++++ 节选原文

守望在察北
我没有见过北欧童话里的木屋和荒原,我只知道姥爷给了我童话般的少年时光。
(一)
土房,低矮的土房,再也回不去的土房。
原野,水咸土碱的原野,一马平川、充满希望的原野。
土坟,葬在南山之巅的土坟,永远以站立的姿态瞭望着、守护着家园的土坟。
那好像是很久远的记忆了,这样的记忆一直延伸至我十八岁之前,那年月,最让我开心的事不是放长假,而是放长假能去姥爷家,那个坐落在察哈尔草原最北端的、平整到没有石头绊脚的原野当中的、那一间无比简陋却又无比温暖的土房子。

++++++++
++++ 所示信息

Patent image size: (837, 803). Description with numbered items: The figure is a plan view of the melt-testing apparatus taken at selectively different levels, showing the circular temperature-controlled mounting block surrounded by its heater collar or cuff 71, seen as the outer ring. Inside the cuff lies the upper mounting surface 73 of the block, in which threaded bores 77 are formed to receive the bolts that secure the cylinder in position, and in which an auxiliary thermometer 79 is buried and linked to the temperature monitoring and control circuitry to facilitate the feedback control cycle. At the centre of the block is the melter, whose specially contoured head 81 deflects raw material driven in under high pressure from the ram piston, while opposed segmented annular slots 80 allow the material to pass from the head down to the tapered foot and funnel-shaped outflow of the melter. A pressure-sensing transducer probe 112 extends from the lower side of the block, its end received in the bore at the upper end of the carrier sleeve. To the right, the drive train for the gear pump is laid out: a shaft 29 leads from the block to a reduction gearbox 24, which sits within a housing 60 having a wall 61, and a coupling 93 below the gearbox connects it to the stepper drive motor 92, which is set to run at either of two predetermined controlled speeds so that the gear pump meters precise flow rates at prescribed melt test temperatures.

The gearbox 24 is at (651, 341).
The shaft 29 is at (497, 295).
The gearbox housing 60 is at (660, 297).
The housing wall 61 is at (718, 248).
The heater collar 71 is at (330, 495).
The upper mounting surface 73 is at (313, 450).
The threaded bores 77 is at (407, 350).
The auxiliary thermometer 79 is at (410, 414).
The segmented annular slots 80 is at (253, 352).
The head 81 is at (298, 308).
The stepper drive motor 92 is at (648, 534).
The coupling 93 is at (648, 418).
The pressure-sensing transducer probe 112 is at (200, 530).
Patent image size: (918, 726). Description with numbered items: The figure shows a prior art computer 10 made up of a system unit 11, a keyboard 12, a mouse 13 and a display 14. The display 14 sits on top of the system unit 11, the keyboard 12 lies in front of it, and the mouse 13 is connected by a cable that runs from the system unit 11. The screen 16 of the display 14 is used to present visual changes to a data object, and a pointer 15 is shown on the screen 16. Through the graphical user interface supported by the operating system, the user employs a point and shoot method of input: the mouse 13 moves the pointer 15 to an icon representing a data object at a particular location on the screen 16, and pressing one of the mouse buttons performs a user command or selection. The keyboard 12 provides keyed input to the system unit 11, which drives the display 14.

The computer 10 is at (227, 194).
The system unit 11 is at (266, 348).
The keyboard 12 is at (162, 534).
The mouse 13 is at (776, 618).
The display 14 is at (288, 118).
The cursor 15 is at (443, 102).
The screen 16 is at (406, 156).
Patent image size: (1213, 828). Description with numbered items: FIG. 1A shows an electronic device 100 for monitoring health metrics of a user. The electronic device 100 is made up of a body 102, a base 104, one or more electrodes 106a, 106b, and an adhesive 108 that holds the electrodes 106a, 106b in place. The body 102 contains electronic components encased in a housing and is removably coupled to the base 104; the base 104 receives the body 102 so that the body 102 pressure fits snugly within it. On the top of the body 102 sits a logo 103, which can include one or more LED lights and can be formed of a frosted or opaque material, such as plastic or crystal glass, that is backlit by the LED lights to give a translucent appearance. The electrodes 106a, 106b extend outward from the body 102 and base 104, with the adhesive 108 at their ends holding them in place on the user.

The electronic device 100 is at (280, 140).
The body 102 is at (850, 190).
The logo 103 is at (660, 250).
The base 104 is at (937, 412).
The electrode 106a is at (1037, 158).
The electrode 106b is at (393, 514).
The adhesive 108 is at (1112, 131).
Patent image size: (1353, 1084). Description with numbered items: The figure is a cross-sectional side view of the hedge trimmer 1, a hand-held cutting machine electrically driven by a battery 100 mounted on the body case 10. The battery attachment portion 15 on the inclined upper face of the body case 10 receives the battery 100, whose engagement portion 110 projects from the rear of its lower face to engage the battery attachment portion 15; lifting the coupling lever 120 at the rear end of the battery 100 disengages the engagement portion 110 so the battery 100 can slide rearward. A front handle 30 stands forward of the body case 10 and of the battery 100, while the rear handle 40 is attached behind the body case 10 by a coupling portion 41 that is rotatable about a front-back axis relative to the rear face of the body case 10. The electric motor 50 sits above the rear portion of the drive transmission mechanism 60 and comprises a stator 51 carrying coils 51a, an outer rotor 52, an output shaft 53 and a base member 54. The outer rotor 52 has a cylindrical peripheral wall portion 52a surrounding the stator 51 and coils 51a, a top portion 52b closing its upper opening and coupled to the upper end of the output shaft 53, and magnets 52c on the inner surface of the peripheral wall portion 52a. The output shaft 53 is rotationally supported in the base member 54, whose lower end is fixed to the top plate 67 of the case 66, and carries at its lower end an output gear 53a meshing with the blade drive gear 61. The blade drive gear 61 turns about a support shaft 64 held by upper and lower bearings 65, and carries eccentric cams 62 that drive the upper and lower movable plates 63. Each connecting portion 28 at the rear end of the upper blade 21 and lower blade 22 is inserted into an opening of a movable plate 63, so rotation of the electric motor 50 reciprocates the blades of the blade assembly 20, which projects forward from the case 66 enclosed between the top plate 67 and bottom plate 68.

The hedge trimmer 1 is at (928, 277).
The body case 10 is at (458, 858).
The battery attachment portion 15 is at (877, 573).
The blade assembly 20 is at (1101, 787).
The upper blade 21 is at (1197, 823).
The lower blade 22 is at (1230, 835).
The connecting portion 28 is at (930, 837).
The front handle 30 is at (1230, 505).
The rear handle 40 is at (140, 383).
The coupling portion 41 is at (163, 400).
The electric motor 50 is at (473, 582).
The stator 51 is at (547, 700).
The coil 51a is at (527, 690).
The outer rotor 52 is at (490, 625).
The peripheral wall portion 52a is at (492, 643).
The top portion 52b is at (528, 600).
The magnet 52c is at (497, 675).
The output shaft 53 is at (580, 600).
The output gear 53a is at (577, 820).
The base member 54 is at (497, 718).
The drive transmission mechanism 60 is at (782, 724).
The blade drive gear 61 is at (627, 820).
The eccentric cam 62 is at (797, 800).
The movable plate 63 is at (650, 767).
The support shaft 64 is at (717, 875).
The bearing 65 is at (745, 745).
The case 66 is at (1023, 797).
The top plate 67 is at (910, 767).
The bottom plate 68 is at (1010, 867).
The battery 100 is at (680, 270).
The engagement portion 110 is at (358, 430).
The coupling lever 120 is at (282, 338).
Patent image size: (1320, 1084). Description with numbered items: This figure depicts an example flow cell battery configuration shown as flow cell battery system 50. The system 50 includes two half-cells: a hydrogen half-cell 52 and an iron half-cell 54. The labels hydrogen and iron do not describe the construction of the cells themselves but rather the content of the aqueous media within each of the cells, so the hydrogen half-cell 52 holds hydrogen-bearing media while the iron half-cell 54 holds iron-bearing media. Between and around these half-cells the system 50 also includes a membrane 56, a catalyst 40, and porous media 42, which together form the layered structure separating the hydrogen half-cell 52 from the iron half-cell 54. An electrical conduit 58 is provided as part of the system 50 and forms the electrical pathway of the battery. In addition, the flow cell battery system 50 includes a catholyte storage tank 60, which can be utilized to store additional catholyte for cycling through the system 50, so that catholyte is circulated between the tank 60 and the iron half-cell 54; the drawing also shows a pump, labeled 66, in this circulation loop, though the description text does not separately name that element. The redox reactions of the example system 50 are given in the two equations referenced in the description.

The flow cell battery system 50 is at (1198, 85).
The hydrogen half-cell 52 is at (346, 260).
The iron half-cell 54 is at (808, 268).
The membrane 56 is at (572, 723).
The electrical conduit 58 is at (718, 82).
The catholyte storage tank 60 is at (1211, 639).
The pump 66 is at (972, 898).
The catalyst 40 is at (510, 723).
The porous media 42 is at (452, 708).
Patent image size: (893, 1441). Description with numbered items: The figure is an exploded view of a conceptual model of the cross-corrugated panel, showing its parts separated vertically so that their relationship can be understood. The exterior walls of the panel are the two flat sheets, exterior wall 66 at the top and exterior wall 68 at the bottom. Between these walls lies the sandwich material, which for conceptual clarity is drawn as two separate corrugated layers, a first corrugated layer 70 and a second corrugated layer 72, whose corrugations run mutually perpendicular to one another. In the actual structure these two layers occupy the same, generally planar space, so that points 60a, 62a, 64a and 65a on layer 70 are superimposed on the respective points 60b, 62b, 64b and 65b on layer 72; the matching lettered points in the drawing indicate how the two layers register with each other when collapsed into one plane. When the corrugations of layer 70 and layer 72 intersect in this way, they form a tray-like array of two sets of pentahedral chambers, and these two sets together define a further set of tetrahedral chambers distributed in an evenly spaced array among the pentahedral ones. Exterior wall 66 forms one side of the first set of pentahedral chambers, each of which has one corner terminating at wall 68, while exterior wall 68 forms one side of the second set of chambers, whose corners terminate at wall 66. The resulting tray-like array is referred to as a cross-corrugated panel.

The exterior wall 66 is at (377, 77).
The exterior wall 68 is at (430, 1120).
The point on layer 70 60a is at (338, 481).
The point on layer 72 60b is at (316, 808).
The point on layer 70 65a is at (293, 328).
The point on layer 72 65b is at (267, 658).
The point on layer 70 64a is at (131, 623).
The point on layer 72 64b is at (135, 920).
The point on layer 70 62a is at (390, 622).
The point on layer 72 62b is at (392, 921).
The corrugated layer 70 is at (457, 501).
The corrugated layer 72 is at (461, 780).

++++++++

> [布置任务]:
修改关于察北的这段节选原文：从“原野,水咸土碱的原野,一马平川、充满希望的原野。”起，到“比简陋却又无比温暖的土房子。”为止（含这两处），将其中的“姥爷”一律换成“外公”后完整写出。

> [答案部分]:
原野,水咸土碱的原野,一马平川、充满希望的原野。
土坟,葬在南山之巅的土坟,永远以站立的姿态瞭望着、守护着家园的土坟。
那好像是很久远的记忆了,这样的记忆一直延伸至我十八岁之前,那年月,最让我开心的事不是放长假,而是放长假能去外公家,那个坐落在察哈尔草原最北端的、平整到没有石头绊脚的原野当中的、那一间无比简陋却又无比温暖的土房子。